"""

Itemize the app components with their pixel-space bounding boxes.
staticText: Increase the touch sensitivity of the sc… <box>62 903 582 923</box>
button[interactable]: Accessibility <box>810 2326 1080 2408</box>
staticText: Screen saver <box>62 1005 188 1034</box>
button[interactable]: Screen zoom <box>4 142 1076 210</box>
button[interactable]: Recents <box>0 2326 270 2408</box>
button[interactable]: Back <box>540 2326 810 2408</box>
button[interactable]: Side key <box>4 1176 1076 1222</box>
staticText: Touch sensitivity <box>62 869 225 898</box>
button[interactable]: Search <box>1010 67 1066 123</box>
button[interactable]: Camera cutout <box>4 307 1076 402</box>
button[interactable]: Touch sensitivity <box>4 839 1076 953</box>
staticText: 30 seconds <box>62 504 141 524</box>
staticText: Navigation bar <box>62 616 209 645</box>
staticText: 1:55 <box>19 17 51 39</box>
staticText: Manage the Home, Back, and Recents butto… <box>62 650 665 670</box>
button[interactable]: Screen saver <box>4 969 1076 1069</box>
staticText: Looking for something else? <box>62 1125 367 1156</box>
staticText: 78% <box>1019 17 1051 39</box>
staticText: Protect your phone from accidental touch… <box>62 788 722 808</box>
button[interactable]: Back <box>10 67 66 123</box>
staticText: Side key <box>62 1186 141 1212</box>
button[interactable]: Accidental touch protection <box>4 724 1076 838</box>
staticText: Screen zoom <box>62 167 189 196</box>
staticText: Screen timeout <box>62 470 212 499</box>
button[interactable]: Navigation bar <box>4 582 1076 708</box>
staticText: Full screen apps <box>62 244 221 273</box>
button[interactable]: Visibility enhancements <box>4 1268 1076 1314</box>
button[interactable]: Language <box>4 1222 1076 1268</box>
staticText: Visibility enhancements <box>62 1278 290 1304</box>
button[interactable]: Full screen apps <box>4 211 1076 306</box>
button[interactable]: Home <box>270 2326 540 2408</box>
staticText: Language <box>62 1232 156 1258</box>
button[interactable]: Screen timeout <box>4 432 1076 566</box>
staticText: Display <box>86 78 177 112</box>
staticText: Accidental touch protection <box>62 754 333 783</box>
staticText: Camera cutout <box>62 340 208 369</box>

"""

Reproduce the material above line for line, with no changes to any wording, punctuation or box values.

Full output -
Itemize the app components with their pixel-space bounding boxes.
staticText: Increase the touch sensitivity of the sc… <box>62 903 582 923</box>
button[interactable]: Accessibility <box>810 2326 1080 2408</box>
staticText: Screen saver <box>62 1005 188 1034</box>
button[interactable]: Screen zoom <box>4 142 1076 210</box>
button[interactable]: Recents <box>0 2326 270 2408</box>
button[interactable]: Back <box>540 2326 810 2408</box>
button[interactable]: Side key <box>4 1176 1076 1222</box>
staticText: Touch sensitivity <box>62 869 225 898</box>
button[interactable]: Search <box>1010 67 1066 123</box>
button[interactable]: Camera cutout <box>4 307 1076 402</box>
button[interactable]: Touch sensitivity <box>4 839 1076 953</box>
staticText: 30 seconds <box>62 504 141 524</box>
staticText: Navigation bar <box>62 616 209 645</box>
staticText: 1:55 <box>19 17 51 39</box>
staticText: Manage the Home, Back, and Recents butto… <box>62 650 665 670</box>
button[interactable]: Screen saver <box>4 969 1076 1069</box>
staticText: Looking for something else? <box>62 1125 367 1156</box>
staticText: 78% <box>1019 17 1051 39</box>
staticText: Protect your phone from accidental touch… <box>62 788 722 808</box>
button[interactable]: Back <box>10 67 66 123</box>
staticText: Side key <box>62 1186 141 1212</box>
button[interactable]: Accidental touch protection <box>4 724 1076 838</box>
staticText: Screen zoom <box>62 167 189 196</box>
staticText: Screen timeout <box>62 470 212 499</box>
button[interactable]: Navigation bar <box>4 582 1076 708</box>
staticText: Full screen apps <box>62 244 221 273</box>
button[interactable]: Visibility enhancements <box>4 1268 1076 1314</box>
button[interactable]: Language <box>4 1222 1076 1268</box>
staticText: Visibility enhancements <box>62 1278 290 1304</box>
button[interactable]: Full screen apps <box>4 211 1076 306</box>
button[interactable]: Home <box>270 2326 540 2408</box>
staticText: Language <box>62 1232 156 1258</box>
button[interactable]: Screen timeout <box>4 432 1076 566</box>
staticText: Display <box>86 78 177 112</box>
staticText: Accidental touch protection <box>62 754 333 783</box>
staticText: Camera cutout <box>62 340 208 369</box>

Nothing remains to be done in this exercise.